• **WHAT TO WORK ON**
Can you reproduce every line of these records verbatim, leaving out the pictures?

Listings of boxed layout items
▶

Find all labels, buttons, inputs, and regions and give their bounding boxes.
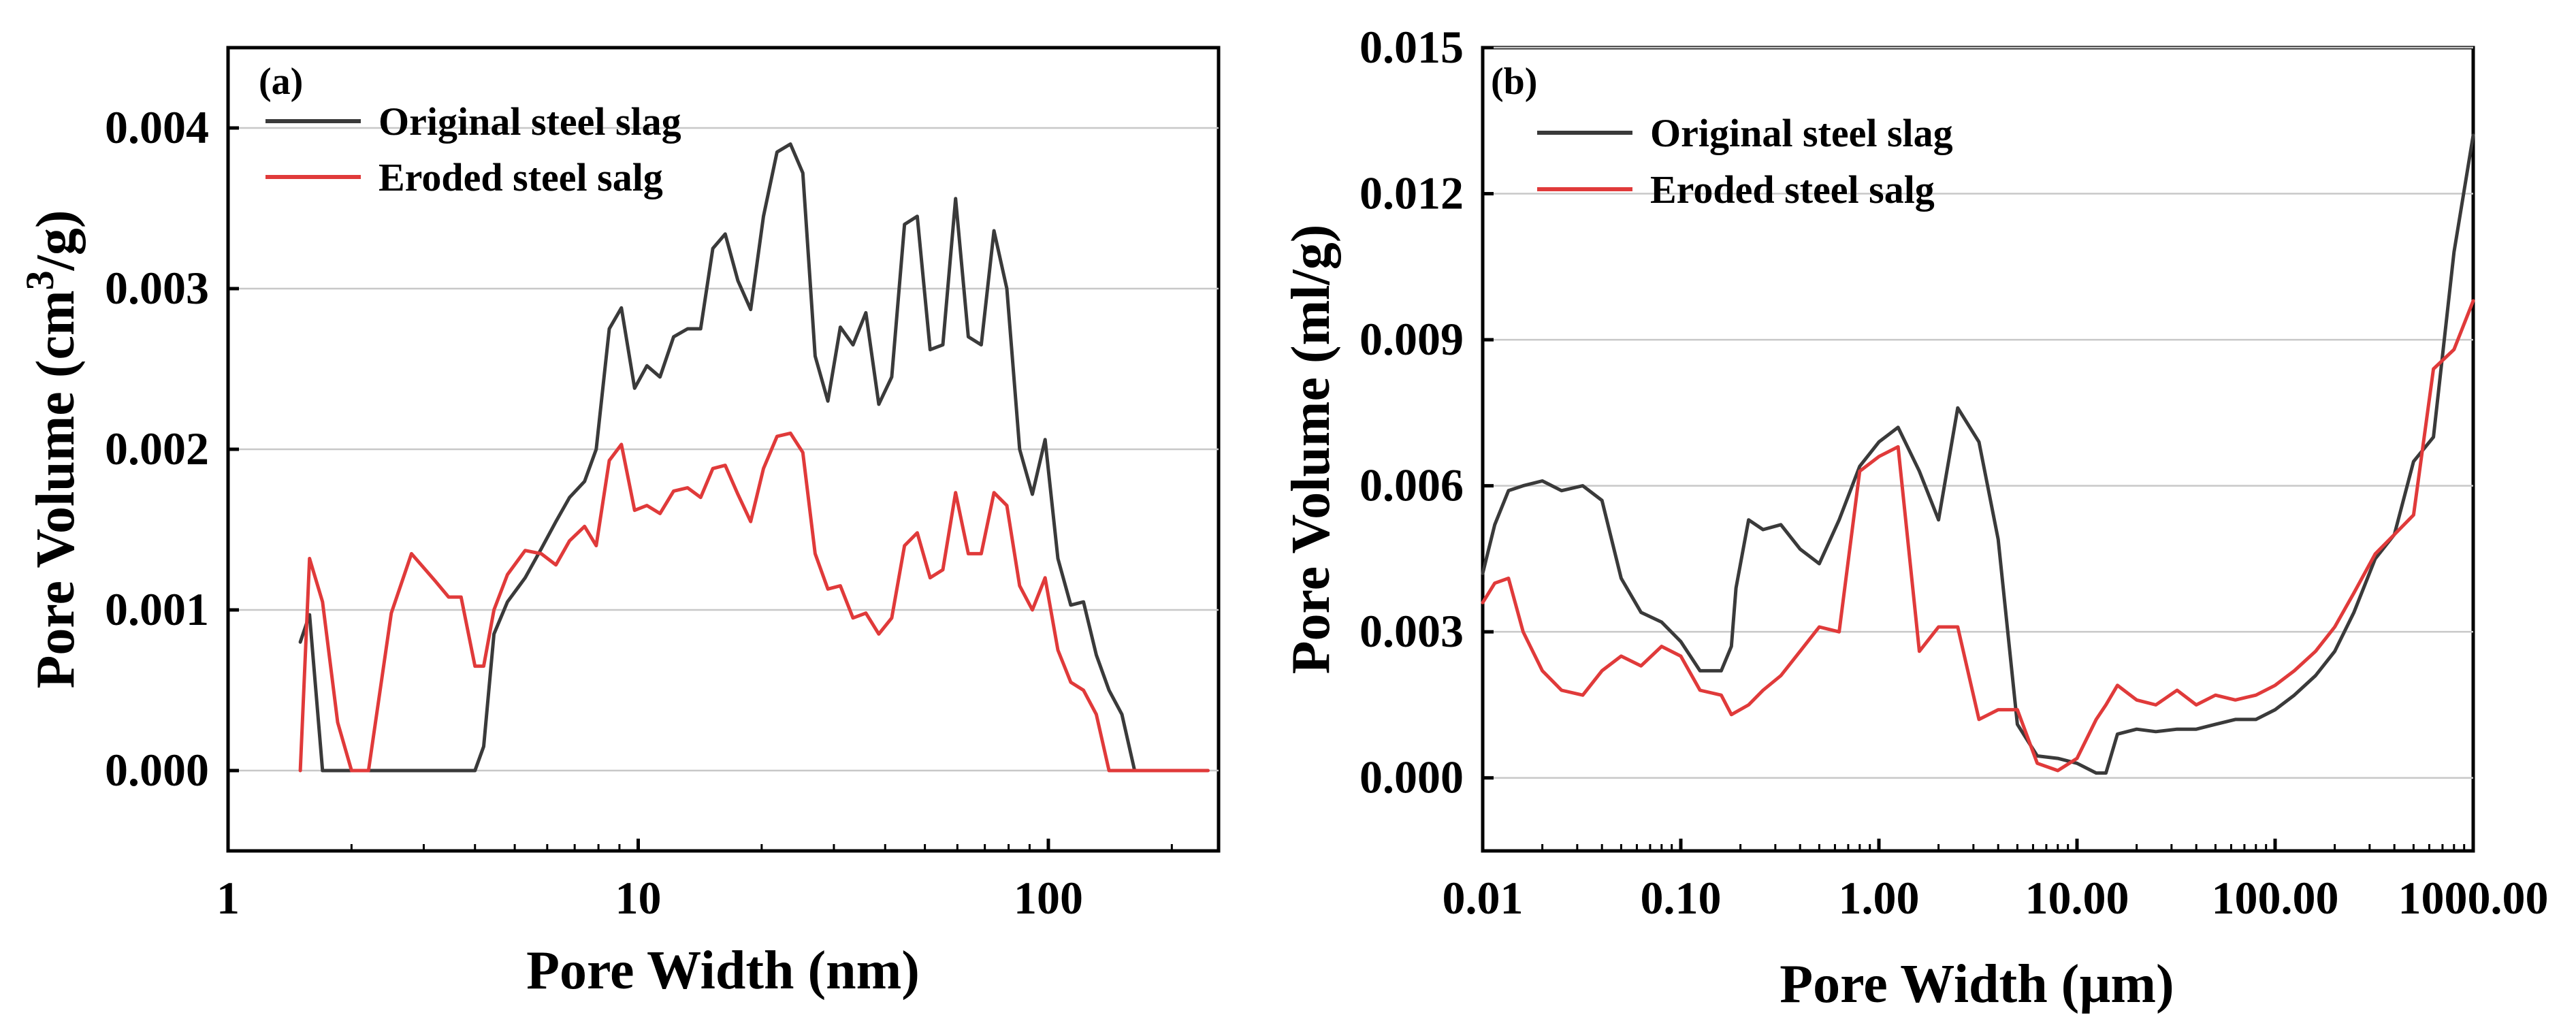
chart-b-y-axis-label: Pore Volume (ml/g): [1281, 225, 1341, 675]
chart-a-series-eroded: [298, 431, 1210, 773]
chart-a-x-tick-label: 100: [1014, 872, 1083, 924]
chart-b-legend-label-eroded: Eroded steel salg: [1650, 167, 1935, 212]
chart-a-y-tick-label: 0.001: [105, 583, 209, 635]
chart-a-y-tick-label: 0.004: [105, 101, 209, 153]
chart-b-y-tick-label: 0.003: [1359, 605, 1464, 657]
chart-b-series-eroded: [1481, 299, 2475, 773]
chart-a-x-tick-label: 10: [615, 872, 661, 924]
chart-b-x-tick-label: 1000.00: [2398, 872, 2549, 924]
chart-b-x-tick-label: 1.00: [1839, 872, 1920, 924]
chart-b-x-tick-label: 0.10: [1641, 872, 1722, 924]
chart-b-y-tick-label: 0.006: [1359, 459, 1464, 511]
chart-a-x-axis-label: Pore Width (nm): [526, 941, 920, 1001]
chart-a-legend-label-eroded: Eroded steel salg: [379, 155, 663, 199]
chart-b-plot-frame: [1481, 46, 2475, 853]
chart-b: 0.000 0.003 0.006 0.009 0.012 0.015 0.01 0.10 1.…: [1281, 21, 2549, 1014]
chart-a-y-tick-label: 0.002: [105, 423, 209, 474]
chart-b-x-tick-label: 10.00: [2025, 872, 2129, 924]
chart-a-y-tick-label: 0.003: [105, 262, 209, 314]
chart-a-legend-label-original: Original steel slag: [379, 99, 681, 144]
chart-b-y-tick-label: 0.012: [1359, 167, 1464, 219]
chart-a-panel-label: (a): [259, 61, 303, 103]
chart-b-x-tick-label: 100.00: [2212, 872, 2339, 924]
chart-a-y-axis-label-superscript: 3: [18, 270, 62, 290]
chart-b-y-tick-label: 0.000: [1359, 752, 1464, 803]
chart-a-series-original: [298, 142, 1175, 773]
chart-b-panel-label: (b): [1491, 61, 1537, 103]
chart-b-series-original: [1481, 133, 2475, 775]
chart-a-x-tick-label: 1: [216, 872, 240, 924]
chart-b-x-tick-label: 0.01: [1443, 872, 1524, 924]
chart-b-legend: Original steel slag Eroded steel salg: [1537, 111, 1953, 212]
chart-a-y-axis-label-tail: /g): [26, 210, 86, 272]
chart-a-legend: Original steel slag Eroded steel salg: [265, 99, 681, 199]
chart-b-x-axis-label: Pore Width (µm): [1780, 954, 2174, 1014]
chart-a: 0.000 0.001 0.002 0.003 0.004 1 10 100 (a) Orig…: [18, 46, 1221, 1001]
chart-b-y-tick-label: 0.015: [1359, 21, 1464, 73]
chart-a-y-axis-label-main: Pore Volume (cm: [26, 290, 86, 688]
chart-b-y-tick-label: 0.009: [1359, 313, 1464, 365]
chart-a-y-tick-label: 0.000: [105, 744, 209, 796]
chart-b-legend-label-original: Original steel slag: [1650, 111, 1953, 155]
chart-a-y-axis-label: Pore Volume (cm3/g): [18, 210, 86, 689]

◀

• **OUTPUT OF THE TASK**
Find all labels, buttons, inputs, and regions and give their bounding boxes.
chart-b-y-axis-label: Pore Volume (ml/g): [1281, 225, 1341, 675]
chart-a-series-eroded: [298, 431, 1210, 773]
chart-a-x-tick-label: 100: [1014, 872, 1083, 924]
chart-b-legend-label-eroded: Eroded steel salg: [1650, 167, 1935, 212]
chart-a-y-tick-label: 0.001: [105, 583, 209, 635]
chart-a-y-tick-label: 0.004: [105, 101, 209, 153]
chart-b-y-tick-label: 0.003: [1359, 605, 1464, 657]
chart-b-series-eroded: [1481, 299, 2475, 773]
chart-a-x-tick-label: 10: [615, 872, 661, 924]
chart-b-x-tick-label: 1000.00: [2398, 872, 2549, 924]
chart-b-x-tick-label: 1.00: [1839, 872, 1920, 924]
chart-b-x-tick-label: 0.10: [1641, 872, 1722, 924]
chart-b-y-tick-label: 0.006: [1359, 459, 1464, 511]
chart-a-x-axis-label: Pore Width (nm): [526, 941, 920, 1001]
chart-a-legend-label-eroded: Eroded steel salg: [379, 155, 663, 199]
chart-b-plot-frame: [1481, 46, 2475, 853]
chart-b: 0.000 0.003 0.006 0.009 0.012 0.015 0.01 0.10 1.…: [1281, 21, 2549, 1014]
chart-a-y-tick-label: 0.002: [105, 423, 209, 474]
chart-b-x-tick-label: 10.00: [2025, 872, 2129, 924]
chart-a-y-tick-label: 0.003: [105, 262, 209, 314]
chart-a-legend-label-original: Original steel slag: [379, 99, 681, 144]
chart-b-y-tick-label: 0.012: [1359, 167, 1464, 219]
chart-a-panel-label: (a): [259, 61, 303, 103]
chart-b-x-tick-label: 100.00: [2212, 872, 2339, 924]
chart-a-y-axis-label-superscript: 3: [18, 270, 62, 290]
chart-b-y-tick-label: 0.000: [1359, 752, 1464, 803]
chart-a-series-original: [298, 142, 1175, 773]
chart-b-panel-label: (b): [1491, 61, 1537, 103]
chart-b-series-original: [1481, 133, 2475, 775]
chart-a-x-tick-label: 1: [216, 872, 240, 924]
chart-b-x-tick-label: 0.01: [1443, 872, 1524, 924]
chart-b-legend: Original steel slag Eroded steel salg: [1537, 111, 1953, 212]
chart-a-y-axis-label-tail: /g): [26, 210, 86, 272]
chart-a-legend: Original steel slag Eroded steel salg: [265, 99, 681, 199]
chart-b-x-axis-label: Pore Width (µm): [1780, 954, 2174, 1014]
chart-a: 0.000 0.001 0.002 0.003 0.004 1 10 100 (a) Orig…: [18, 46, 1221, 1001]
chart-b-y-tick-label: 0.015: [1359, 21, 1464, 73]
chart-a-y-axis-label-main: Pore Volume (cm: [26, 290, 86, 688]
chart-b-y-tick-label: 0.009: [1359, 313, 1464, 365]
chart-a-y-tick-label: 0.000: [105, 744, 209, 796]
chart-b-legend-label-original: Original steel slag: [1650, 111, 1953, 155]
chart-a-y-axis-label: Pore Volume (cm3/g): [18, 210, 86, 689]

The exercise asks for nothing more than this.